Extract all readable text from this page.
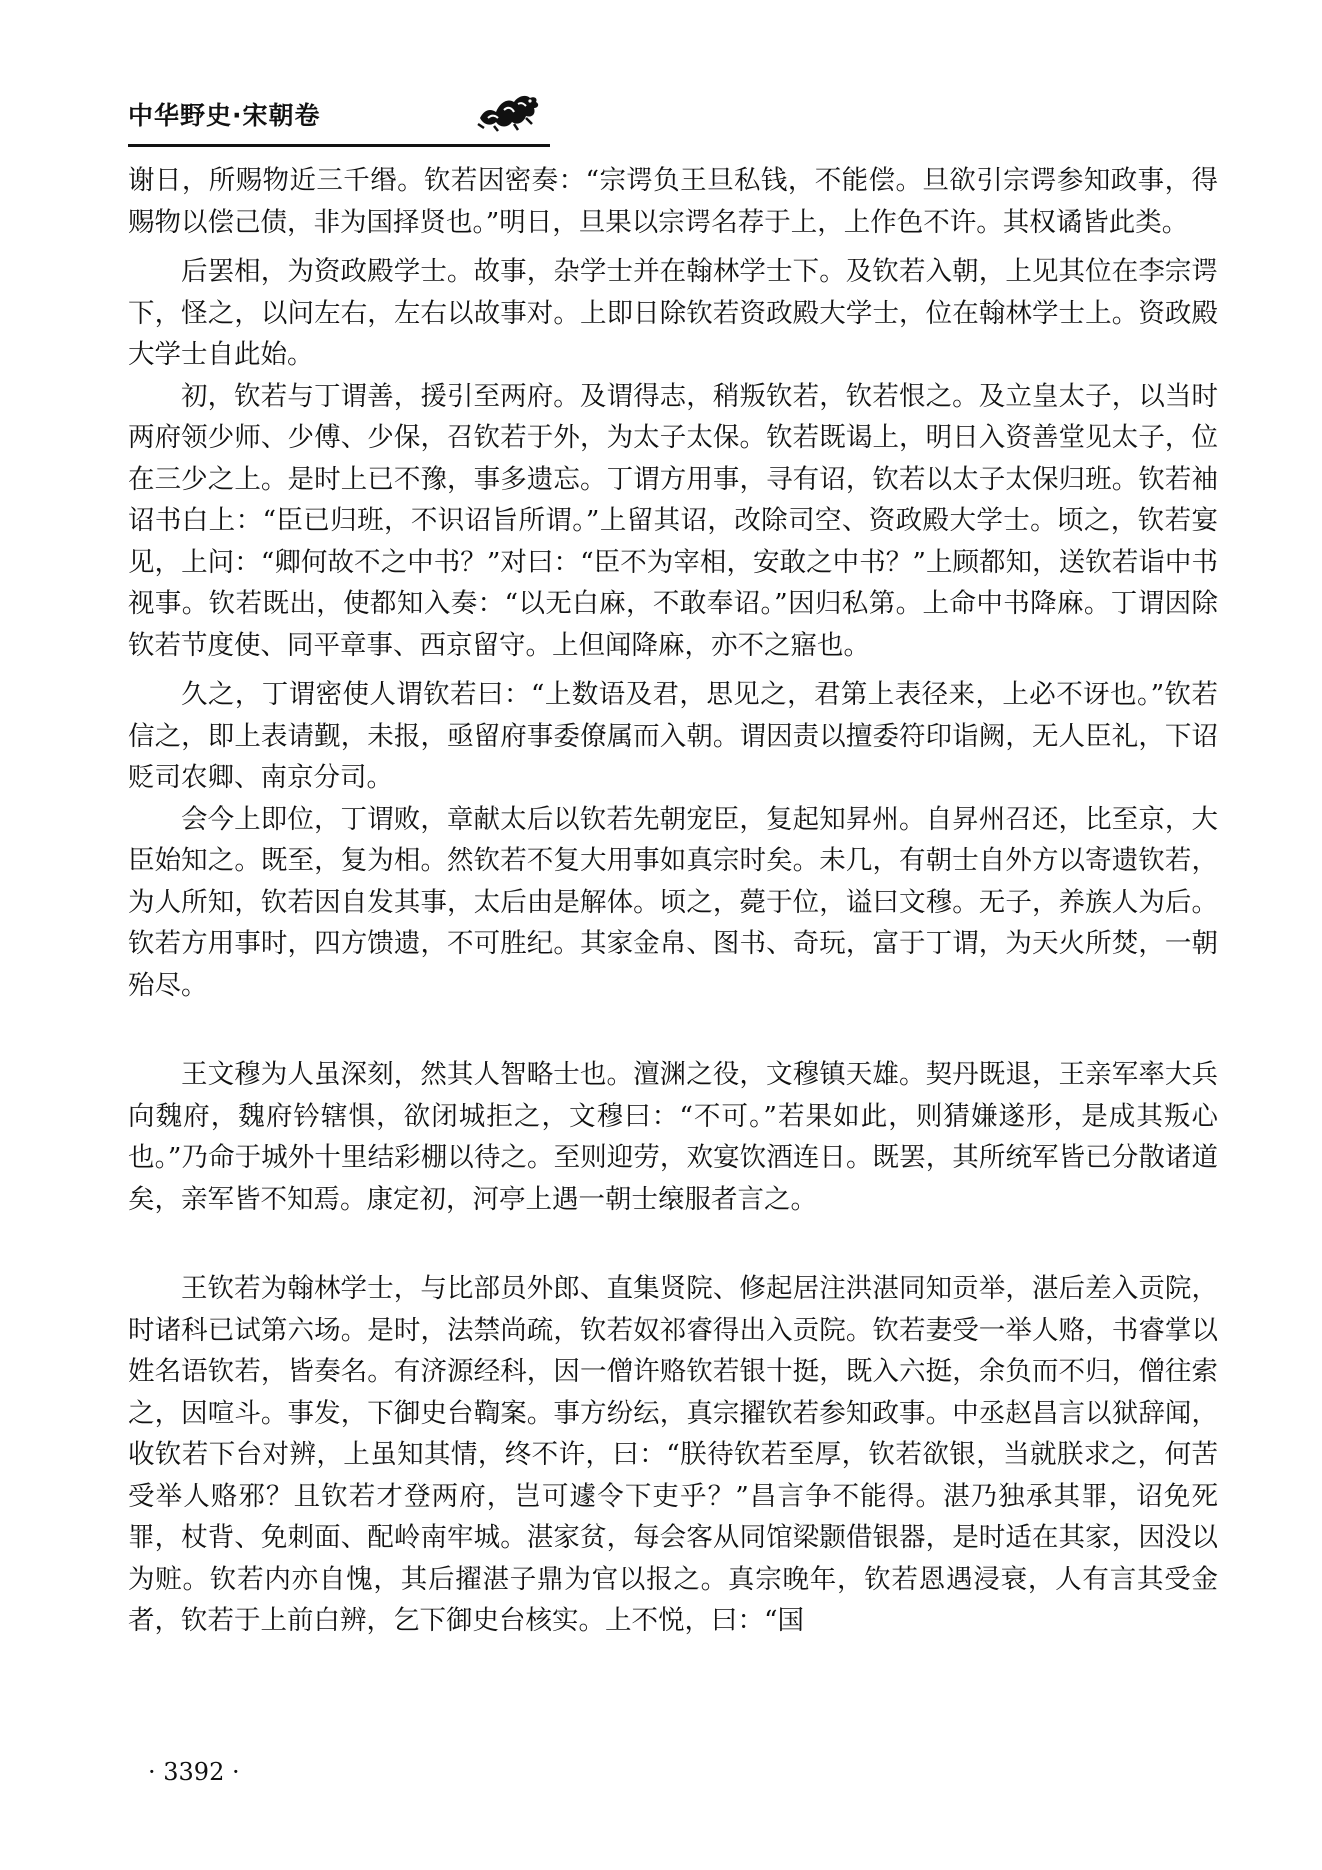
中华野史·宋朝卷

谢日，所赐物近三千缗。钦若因密奏：“宗谔负王旦私钱，不能偿。旦欲引宗谔参知政事，得赐物以偿己债，非为国择贤也。”明日，旦果以宗谔名荐于上，上作色不许。其权谲皆此类。

后罢相，为资政殿学士。故事，杂学士并在翰林学士下。及钦若入朝，上见其位在李宗谔下，怪之，以问左右，左右以故事对。上即日除钦若资政殿大学士，位在翰林学士上。资政殿大学士自此始。

初，钦若与丁谓善，援引至两府。及谓得志，稍叛钦若，钦若恨之。及立皇太子，以当时两府领少师、少傅、少保，召钦若于外，为太子太保。钦若既谒上，明日入资善堂见太子，位在三少之上。是时上已不豫，事多遗忘。丁谓方用事，寻有诏，钦若以太子太保归班。钦若袖诏书白上：“臣已归班，不识诏旨所谓。”上留其诏，改除司空、资政殿大学士。顷之，钦若宴见，上问：“卿何故不之中书？”对曰：“臣不为宰相，安敢之中书？”上顾都知，送钦若诣中书视事。钦若既出，使都知入奏：“以无白麻，不敢奉诏。”因归私第。上命中书降麻。丁谓因除钦若节度使、同平章事、西京留守。上但闻降麻，亦不之寤也。

久之，丁谓密使人谓钦若曰：“上数语及君，思见之，君第上表径来，上必不讶也。”钦若信之，即上表请觐，未报，亟留府事委僚属而入朝。谓因责以擅委符印诣阙，无人臣礼，下诏贬司农卿、南京分司。

会今上即位，丁谓败，章献太后以钦若先朝宠臣，复起知昇州。自昇州召还，比至京，大臣始知之。既至，复为相。然钦若不复大用事如真宗时矣。未几，有朝士自外方以寄遗钦若，为人所知，钦若因自发其事，太后由是解体。顷之，薨于位，谥曰文穆。无子，养族人为后。钦若方用事时，四方馈遗，不可胜纪。其家金帛、图书、奇玩，富于丁谓，为天火所焚，一朝殆尽。

王文穆为人虽深刻，然其人智略士也。澶渊之役，文穆镇天雄。契丹既退，王亲军率大兵向魏府，魏府钤辖惧，欲闭城拒之，文穆曰：“不可。”若果如此，则猜嫌遂形，是成其叛心也。”乃命于城外十里结彩棚以待之。至则迎劳，欢宴饮酒连日。既罢，其所统军皆已分散诸道矣，亲军皆不知焉。康定初，河亭上遇一朝士缞服者言之。

王钦若为翰林学士，与比部员外郎、直集贤院、修起居注洪湛同知贡举，湛后差入贡院，时诸科已试第六场。是时，法禁尚疏，钦若奴祁睿得出入贡院。钦若妻受一举人赂，书睿掌以姓名语钦若，皆奏名。有济源经科，因一僧许赂钦若银十挺，既入六挺，余负而不归，僧往索之，因喧斗。事发，下御史台鞫案。事方纷纭，真宗擢钦若参知政事。中丞赵昌言以狱辞闻，收钦若下台对辨，上虽知其情，终不许，曰：“朕待钦若至厚，钦若欲银，当就朕求之，何苦受举人赂邪？且钦若才登两府，岂可遽令下吏乎？”昌言争不能得。湛乃独承其罪，诏免死罪，杖背、免刺面、配岭南牢城。湛家贫，每会客从同馆梁颢借银器，是时适在其家，因没以为赃。钦若内亦自愧，其后擢湛子鼎为官以报之。真宗晚年，钦若恩遇浸衰，人有言其受金者，钦若于上前白辨，乞下御史台核实。上不悦，曰：“国

· 3392 ·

◇ ◇ ◇ ◇ ◇

**Written instruction**
Could you repeat all of the material exactly? Pictures should not be copied.

**Exercise output**
Extract all readable text from this page.
中华野史·宋朝卷

谢日，所赐物近三千缗。钦若因密奏：“宗谔负王旦私钱，不能偿。旦欲引宗谔参知政事，得赐物以偿己债，非为国择贤也。”明日，旦果以宗谔名荐于上，上作色不许。其权谲皆此类。

后罢相，为资政殿学士。故事，杂学士并在翰林学士下。及钦若入朝，上见其位在李宗谔下，怪之，以问左右，左右以故事对。上即日除钦若资政殿大学士，位在翰林学士上。资政殿大学士自此始。

初，钦若与丁谓善，援引至两府。及谓得志，稍叛钦若，钦若恨之。及立皇太子，以当时两府领少师、少傅、少保，召钦若于外，为太子太保。钦若既谒上，明日入资善堂见太子，位在三少之上。是时上已不豫，事多遗忘。丁谓方用事，寻有诏，钦若以太子太保归班。钦若袖诏书白上：“臣已归班，不识诏旨所谓。”上留其诏，改除司空、资政殿大学士。顷之，钦若宴见，上问：“卿何故不之中书？”对曰：“臣不为宰相，安敢之中书？”上顾都知，送钦若诣中书视事。钦若既出，使都知入奏：“以无白麻，不敢奉诏。”因归私第。上命中书降麻。丁谓因除钦若节度使、同平章事、西京留守。上但闻降麻，亦不之寤也。

久之，丁谓密使人谓钦若曰：“上数语及君，思见之，君第上表径来，上必不讶也。”钦若信之，即上表请觐，未报，亟留府事委僚属而入朝。谓因责以擅委符印诣阙，无人臣礼，下诏贬司农卿、南京分司。

会今上即位，丁谓败，章献太后以钦若先朝宠臣，复起知昇州。自昇州召还，比至京，大臣始知之。既至，复为相。然钦若不复大用事如真宗时矣。未几，有朝士自外方以寄遗钦若，为人所知，钦若因自发其事，太后由是解体。顷之，薨于位，谥曰文穆。无子，养族人为后。钦若方用事时，四方馈遗，不可胜纪。其家金帛、图书、奇玩，富于丁谓，为天火所焚，一朝殆尽。

王文穆为人虽深刻，然其人智略士也。澶渊之役，文穆镇天雄。契丹既退，王亲军率大兵向魏府，魏府钤辖惧，欲闭城拒之，文穆曰：“不可。”若果如此，则猜嫌遂形，是成其叛心也。”乃命于城外十里结彩棚以待之。至则迎劳，欢宴饮酒连日。既罢，其所统军皆已分散诸道矣，亲军皆不知焉。康定初，河亭上遇一朝士缞服者言之。

王钦若为翰林学士，与比部员外郎、直集贤院、修起居注洪湛同知贡举，湛后差入贡院，时诸科已试第六场。是时，法禁尚疏，钦若奴祁睿得出入贡院。钦若妻受一举人赂，书睿掌以姓名语钦若，皆奏名。有济源经科，因一僧许赂钦若银十挺，既入六挺，余负而不归，僧往索之，因喧斗。事发，下御史台鞫案。事方纷纭，真宗擢钦若参知政事。中丞赵昌言以狱辞闻，收钦若下台对辨，上虽知其情，终不许，曰：“朕待钦若至厚，钦若欲银，当就朕求之，何苦受举人赂邪？且钦若才登两府，岂可遽令下吏乎？”昌言争不能得。湛乃独承其罪，诏免死罪，杖背、免刺面、配岭南牢城。湛家贫，每会客从同馆梁颢借银器，是时适在其家，因没以为赃。钦若内亦自愧，其后擢湛子鼎为官以报之。真宗晚年，钦若恩遇浸衰，人有言其受金者，钦若于上前白辨，乞下御史台核实。上不悦，曰：“国

· 3392 ·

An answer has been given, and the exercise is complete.